• _Data records_
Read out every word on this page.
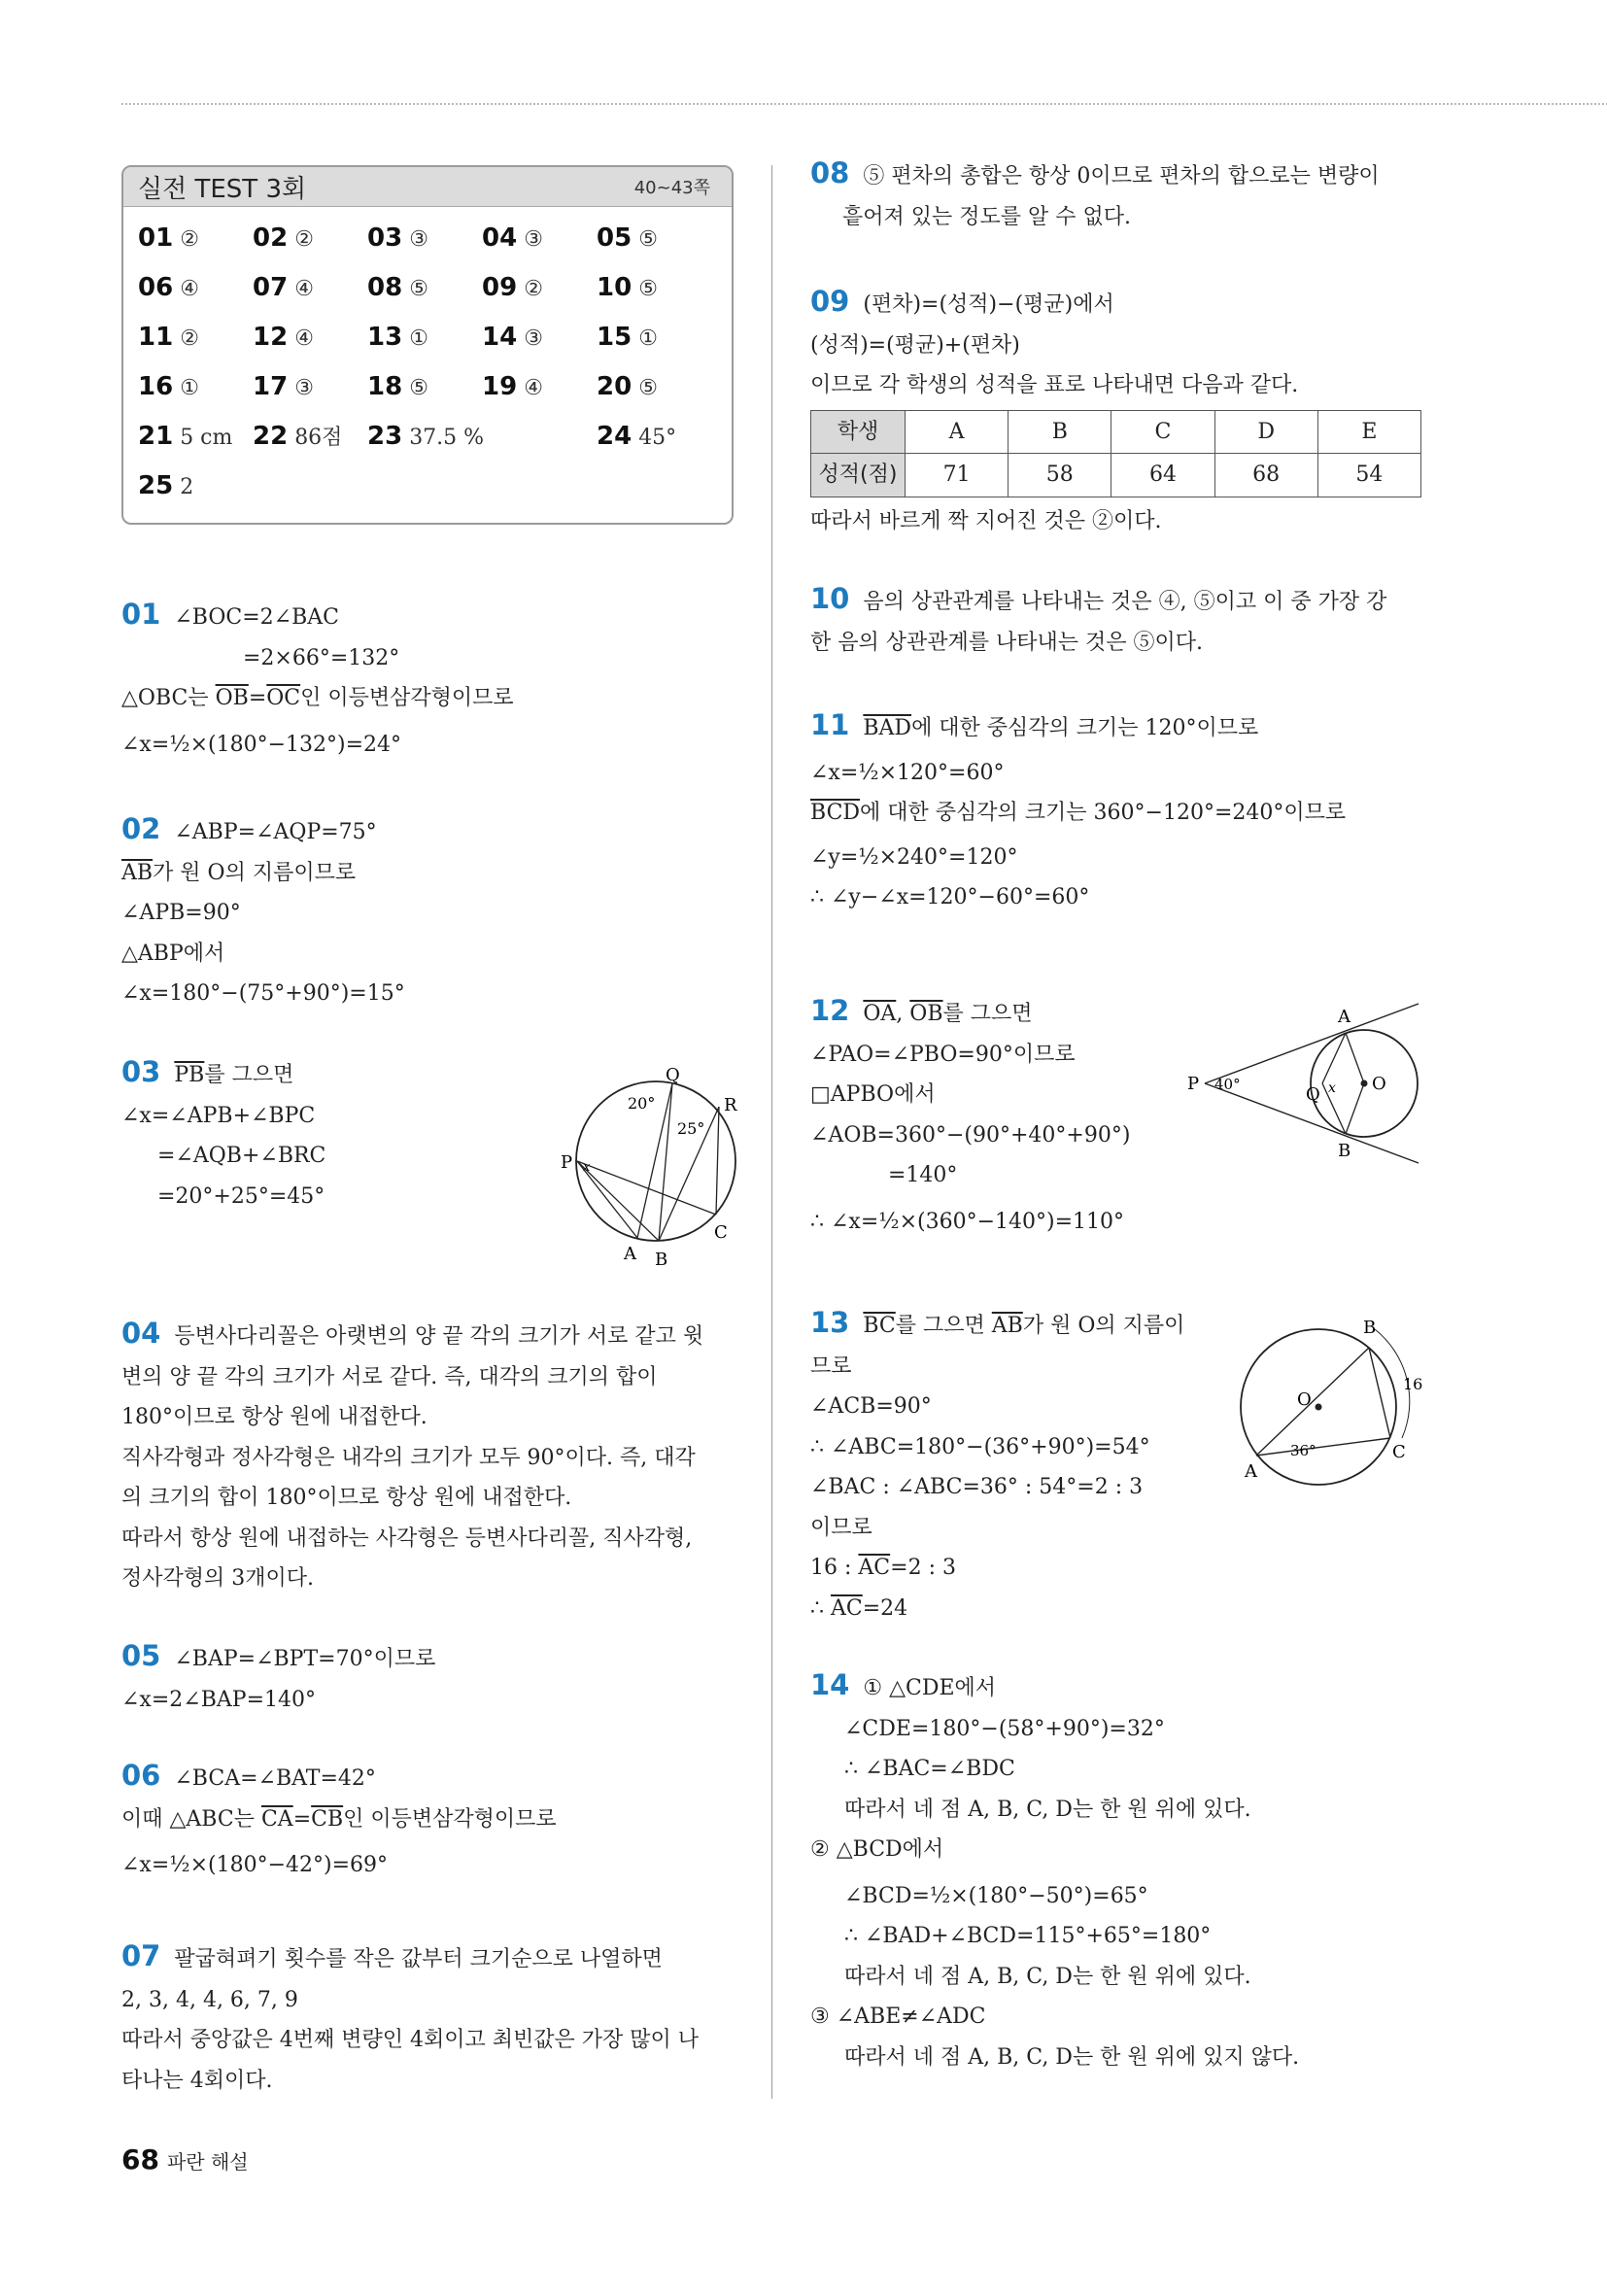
실전 TEST 3회	40~43쪽
01 ②	02 ②	03 ③	04 ③	05 ⑤
06 ④	07 ④	08 ⑤	09 ②	10 ⑤
11 ②	12 ④	13 ①	14 ③	15 ①
16 ①	17 ③	18 ⑤	19 ④	20 ⑤
21 5 cm 22 86점 23 37.5 %	24 45°
25 2
01 ∠BOC=2∠BAC
=2×66°=132°
△OBC는 $\overline{OB}=\overline{OC}$인 이등변삼각형이므로
∠x=½×(180°−132°)=24°
02 ∠ABP=∠AQP=75°
$\overline{AB}$가 원 O의 지름이므로
∠APB=90°
△ABP에서
∠x=180°−(75°+90°)=15°
03 $\overline{PB}$를 그으면
∠x=∠APB+∠BPC
=∠AQB+∠BRC
=20°+25°=45°
P
Q
R
A B
C
20°
25°
x
04 등변사다리꼴은 아랫변의 양 끝 각의 크기가 서로 같고 윗
변의 양 끝 각의 크기가 서로 같다. 즉, 대각의 크기의 합이
180°이므로 항상 원에 내접한다.
직사각형과 정사각형은 내각의 크기가 모두 90°이다. 즉, 대각
의 크기의 합이 180°이므로 항상 원에 내접한다.
따라서 항상 원에 내접하는 사각형은 등변사다리꼴, 직사각형,
정사각형의 3개이다.
05 ∠BAP=∠BPT=70°이므로
∠x=2∠BAP=140°
06 ∠BCA=∠BAT=42°
이때 △ABC는 $\overline{CA}=\overline{CB}$인 이등변삼각형이므로
∠x=½×(180°−42°)=69°
07 팔굽혀펴기 횟수를 작은 값부터 크기순으로 나열하면
2, 3, 4, 4, 6, 7, 9
따라서 중앙값은 4번째 변량인 4회이고 최빈값은 가장 많이 나
타나는 4회이다.
08 ⑤ 편차의 총합은 항상 0이므로 편차의 합으로는 변량이
흩어져 있는 정도를 알 수 없다.
09 (편차)=(성적)−(평균)에서
(성적)=(평균)+(편차)
이므로 각 학생의 성적을 표로 나타내면 다음과 같다.
학생	A	B	C	D	E
성적(점)	71	58	64	68	54
따라서 바르게 짝 지어진 것은 ②이다.
10 음의 상관관계를 나타내는 것은 ④, ⑤이고 이 중 가장 강
한 음의 상관관계를 나타내는 것은 ⑤이다.
11 $\overline{BAD}$에 대한 중심각의 크기는 120°이므로
∠x=½×120°=60°
$\overline{BCD}$에 대한 중심각의 크기는 360°−120°=240°이므로
∠y=½×240°=120°
∴ ∠y−∠x=120°−60°=60°
12 $\overline{OA}$, $\overline{OB}$를 그으면
∠PAO=∠PBO=90°이므로
□APBO에서
∠AOB=360°−(90°+40°+90°)
=140°
∴ ∠x=½×(360°−140°)=110°
P
A
B
O
Q
40°	x
13 $\overline{BC}$를 그으면 $\overline{AB}$가 원 O의 지름이
므로
∠ACB=90°
∴ ∠ABC=180°−(36°+90°)=54°
∠BAC : ∠ABC=36° : 54°=2 : 3
이므로
16 : $\overline{AC}=2$ : 3
∴ $\overline{AC}=24$
B
C
A
O
36°
16
14 ① △CDE에서
∠CDE=180°−(58°+90°)=32°
∴ ∠BAC=∠BDC
따라서 네 점 A, B, C, D는 한 원 위에 있다.
② △BCD에서
∠BCD=½×(180°−50°)=65°
∴ ∠BAD+∠BCD=115°+65°=180°
따라서 네 점 A, B, C, D는 한 원 위에 있다.
③ ∠ABE≠∠ADC
따라서 네 점 A, B, C, D는 한 원 위에 있지 않다.
68 파란 해설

• _PROBLEM TO SOLVE_
Show every line from the entries above in which "내접한다" appears.

• _THE SOLUTION_
180°이므로 항상 원에 내접한다.
의 크기의 합이 180°이므로 항상 원에 내접한다.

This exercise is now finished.